=== What is asked ===
Echo the lines from the start of the records through the line containing "menu-item-zoom-in[interactable]: Zoom In", with both ends included. Copy each one with no changes.

------ Available data

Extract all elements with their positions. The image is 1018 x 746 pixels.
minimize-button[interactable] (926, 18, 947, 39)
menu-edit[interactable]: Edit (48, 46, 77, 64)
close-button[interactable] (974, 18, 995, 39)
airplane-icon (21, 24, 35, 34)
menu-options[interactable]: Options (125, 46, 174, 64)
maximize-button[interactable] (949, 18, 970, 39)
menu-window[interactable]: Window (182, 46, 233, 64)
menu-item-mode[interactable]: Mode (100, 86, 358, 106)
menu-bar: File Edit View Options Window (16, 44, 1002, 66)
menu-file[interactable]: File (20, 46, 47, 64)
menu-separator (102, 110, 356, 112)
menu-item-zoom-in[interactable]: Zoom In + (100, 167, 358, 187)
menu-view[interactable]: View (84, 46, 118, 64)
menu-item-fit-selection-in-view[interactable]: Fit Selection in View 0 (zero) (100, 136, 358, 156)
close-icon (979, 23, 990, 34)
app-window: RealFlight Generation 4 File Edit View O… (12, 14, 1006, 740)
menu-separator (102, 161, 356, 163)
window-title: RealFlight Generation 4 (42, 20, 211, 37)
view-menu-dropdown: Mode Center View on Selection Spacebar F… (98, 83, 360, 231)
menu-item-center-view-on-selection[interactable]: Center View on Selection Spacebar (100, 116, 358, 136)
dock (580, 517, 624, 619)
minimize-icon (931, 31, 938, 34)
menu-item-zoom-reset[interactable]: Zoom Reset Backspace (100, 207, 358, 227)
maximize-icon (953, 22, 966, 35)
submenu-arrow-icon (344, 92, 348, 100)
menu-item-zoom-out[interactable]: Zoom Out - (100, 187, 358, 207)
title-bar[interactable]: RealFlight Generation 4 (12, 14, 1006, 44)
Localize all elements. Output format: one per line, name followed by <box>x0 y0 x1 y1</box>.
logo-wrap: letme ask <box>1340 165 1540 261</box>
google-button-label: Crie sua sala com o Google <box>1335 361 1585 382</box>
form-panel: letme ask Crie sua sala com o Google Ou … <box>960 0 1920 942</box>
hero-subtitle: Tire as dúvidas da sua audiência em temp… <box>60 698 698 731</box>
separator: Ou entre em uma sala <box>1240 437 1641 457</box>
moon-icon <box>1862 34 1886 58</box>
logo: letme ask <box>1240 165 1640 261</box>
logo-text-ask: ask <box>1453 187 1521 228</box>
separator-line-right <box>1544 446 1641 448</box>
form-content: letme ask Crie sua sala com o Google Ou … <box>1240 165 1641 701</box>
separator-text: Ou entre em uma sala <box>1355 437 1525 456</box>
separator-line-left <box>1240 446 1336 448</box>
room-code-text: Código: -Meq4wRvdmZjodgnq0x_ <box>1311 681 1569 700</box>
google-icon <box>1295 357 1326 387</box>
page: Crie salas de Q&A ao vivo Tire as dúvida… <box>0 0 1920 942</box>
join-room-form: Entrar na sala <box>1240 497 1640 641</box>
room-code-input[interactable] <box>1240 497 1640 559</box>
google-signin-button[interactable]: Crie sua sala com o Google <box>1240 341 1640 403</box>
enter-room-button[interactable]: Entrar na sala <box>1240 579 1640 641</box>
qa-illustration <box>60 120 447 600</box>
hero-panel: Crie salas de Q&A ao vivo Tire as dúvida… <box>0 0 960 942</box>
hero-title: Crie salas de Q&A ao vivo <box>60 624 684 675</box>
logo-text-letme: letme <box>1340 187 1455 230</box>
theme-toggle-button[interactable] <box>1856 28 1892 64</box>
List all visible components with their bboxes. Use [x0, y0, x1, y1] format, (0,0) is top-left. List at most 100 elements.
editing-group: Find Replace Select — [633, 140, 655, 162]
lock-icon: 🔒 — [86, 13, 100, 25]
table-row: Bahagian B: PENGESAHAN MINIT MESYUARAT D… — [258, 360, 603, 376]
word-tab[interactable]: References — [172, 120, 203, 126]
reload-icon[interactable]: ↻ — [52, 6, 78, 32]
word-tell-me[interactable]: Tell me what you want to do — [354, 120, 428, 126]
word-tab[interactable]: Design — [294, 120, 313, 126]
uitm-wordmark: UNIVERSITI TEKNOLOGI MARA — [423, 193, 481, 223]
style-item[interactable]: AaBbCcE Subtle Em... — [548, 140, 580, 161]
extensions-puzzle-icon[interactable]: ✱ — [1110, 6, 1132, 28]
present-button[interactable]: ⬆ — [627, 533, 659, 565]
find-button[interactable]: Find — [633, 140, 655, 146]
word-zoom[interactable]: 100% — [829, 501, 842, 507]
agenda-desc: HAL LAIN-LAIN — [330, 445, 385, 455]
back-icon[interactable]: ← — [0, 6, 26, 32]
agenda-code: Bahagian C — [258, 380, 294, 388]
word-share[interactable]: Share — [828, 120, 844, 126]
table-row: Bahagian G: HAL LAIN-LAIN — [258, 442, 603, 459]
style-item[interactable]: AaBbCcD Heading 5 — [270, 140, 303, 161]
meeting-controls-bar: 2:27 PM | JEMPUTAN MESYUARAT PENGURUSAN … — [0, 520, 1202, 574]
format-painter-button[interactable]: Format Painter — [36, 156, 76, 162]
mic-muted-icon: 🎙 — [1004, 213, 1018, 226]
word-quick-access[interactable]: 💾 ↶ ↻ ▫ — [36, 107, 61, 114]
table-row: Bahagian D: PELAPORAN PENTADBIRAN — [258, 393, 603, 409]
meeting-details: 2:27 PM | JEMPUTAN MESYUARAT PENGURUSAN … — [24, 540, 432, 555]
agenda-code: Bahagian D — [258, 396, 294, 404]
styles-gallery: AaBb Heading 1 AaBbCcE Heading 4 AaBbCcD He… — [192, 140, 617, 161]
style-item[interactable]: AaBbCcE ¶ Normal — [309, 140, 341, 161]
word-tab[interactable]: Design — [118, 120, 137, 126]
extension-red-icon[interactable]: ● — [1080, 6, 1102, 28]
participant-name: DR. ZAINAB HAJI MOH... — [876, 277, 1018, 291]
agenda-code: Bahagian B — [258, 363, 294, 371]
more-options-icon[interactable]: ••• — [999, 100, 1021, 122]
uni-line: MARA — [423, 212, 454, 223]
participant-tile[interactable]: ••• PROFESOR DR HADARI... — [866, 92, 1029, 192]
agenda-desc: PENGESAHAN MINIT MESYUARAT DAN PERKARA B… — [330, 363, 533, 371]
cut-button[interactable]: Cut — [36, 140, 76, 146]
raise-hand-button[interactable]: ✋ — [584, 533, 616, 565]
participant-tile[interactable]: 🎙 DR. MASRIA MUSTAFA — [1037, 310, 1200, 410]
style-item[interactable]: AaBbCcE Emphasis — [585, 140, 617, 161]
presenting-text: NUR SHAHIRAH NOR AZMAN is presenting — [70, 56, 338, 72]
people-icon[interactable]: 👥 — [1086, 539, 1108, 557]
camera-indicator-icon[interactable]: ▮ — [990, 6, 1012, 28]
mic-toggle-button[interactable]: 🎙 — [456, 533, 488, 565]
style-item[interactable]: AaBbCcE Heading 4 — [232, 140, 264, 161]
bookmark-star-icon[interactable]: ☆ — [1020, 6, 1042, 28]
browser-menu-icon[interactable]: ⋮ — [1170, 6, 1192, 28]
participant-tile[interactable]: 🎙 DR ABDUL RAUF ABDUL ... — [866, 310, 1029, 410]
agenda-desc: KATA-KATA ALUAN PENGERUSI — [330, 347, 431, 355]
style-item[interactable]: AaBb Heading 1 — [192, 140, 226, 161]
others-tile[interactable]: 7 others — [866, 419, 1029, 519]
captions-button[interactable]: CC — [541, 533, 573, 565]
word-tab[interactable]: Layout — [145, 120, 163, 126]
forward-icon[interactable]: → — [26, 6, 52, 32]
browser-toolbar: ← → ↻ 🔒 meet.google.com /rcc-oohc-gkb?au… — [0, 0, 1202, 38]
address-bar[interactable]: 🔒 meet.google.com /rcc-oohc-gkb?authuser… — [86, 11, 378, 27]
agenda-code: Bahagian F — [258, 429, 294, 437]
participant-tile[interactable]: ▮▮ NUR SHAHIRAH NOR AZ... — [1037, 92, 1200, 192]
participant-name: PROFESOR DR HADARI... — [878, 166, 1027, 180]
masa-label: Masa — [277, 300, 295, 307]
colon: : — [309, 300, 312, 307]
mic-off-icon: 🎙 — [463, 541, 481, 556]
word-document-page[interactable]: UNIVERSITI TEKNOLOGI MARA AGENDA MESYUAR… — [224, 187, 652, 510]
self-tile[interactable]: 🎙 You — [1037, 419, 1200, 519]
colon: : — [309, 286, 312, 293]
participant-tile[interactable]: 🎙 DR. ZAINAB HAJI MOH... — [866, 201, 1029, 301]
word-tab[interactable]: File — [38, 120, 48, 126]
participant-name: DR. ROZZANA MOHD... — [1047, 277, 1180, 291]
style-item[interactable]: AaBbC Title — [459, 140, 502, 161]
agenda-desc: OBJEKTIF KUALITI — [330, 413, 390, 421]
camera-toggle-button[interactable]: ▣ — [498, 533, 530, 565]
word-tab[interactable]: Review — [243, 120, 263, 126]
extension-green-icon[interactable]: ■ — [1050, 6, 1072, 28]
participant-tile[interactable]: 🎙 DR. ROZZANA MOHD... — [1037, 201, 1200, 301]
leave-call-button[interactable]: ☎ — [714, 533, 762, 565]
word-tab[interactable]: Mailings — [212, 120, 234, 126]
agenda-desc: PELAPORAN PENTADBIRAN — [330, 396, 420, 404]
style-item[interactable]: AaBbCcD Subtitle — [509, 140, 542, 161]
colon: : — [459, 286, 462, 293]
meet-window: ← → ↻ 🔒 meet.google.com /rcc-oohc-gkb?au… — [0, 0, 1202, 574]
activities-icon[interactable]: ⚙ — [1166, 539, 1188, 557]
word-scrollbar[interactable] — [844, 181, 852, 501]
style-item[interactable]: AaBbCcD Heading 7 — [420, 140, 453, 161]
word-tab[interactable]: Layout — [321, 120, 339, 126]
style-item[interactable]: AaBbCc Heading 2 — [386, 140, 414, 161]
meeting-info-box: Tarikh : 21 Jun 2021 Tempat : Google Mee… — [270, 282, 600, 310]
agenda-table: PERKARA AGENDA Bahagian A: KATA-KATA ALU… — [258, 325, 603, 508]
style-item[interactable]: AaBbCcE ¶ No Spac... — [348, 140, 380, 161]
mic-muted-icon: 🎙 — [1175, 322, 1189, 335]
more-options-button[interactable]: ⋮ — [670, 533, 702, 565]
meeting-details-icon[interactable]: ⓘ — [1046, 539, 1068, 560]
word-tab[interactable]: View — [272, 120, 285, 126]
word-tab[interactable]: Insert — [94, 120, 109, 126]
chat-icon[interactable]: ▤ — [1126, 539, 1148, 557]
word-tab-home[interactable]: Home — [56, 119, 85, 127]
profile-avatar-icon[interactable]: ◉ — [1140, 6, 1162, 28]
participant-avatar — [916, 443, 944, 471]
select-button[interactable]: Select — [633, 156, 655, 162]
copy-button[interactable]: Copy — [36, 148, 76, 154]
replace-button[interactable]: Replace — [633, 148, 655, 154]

------------

=== The response ===
Extract all elements with their positions. The image is 1018 x 746 pixels.
minimize-button[interactable] (926, 18, 947, 39)
menu-edit[interactable]: Edit (48, 46, 77, 64)
close-button[interactable] (974, 18, 995, 39)
airplane-icon (21, 24, 35, 34)
menu-options[interactable]: Options (125, 46, 174, 64)
maximize-button[interactable] (949, 18, 970, 39)
menu-window[interactable]: Window (182, 46, 233, 64)
menu-item-mode[interactable]: Mode (100, 86, 358, 106)
menu-bar: File Edit View Options Window (16, 44, 1002, 66)
menu-file[interactable]: File (20, 46, 47, 64)
menu-separator (102, 110, 356, 112)
menu-item-zoom-in[interactable]: Zoom In + (100, 167, 358, 187)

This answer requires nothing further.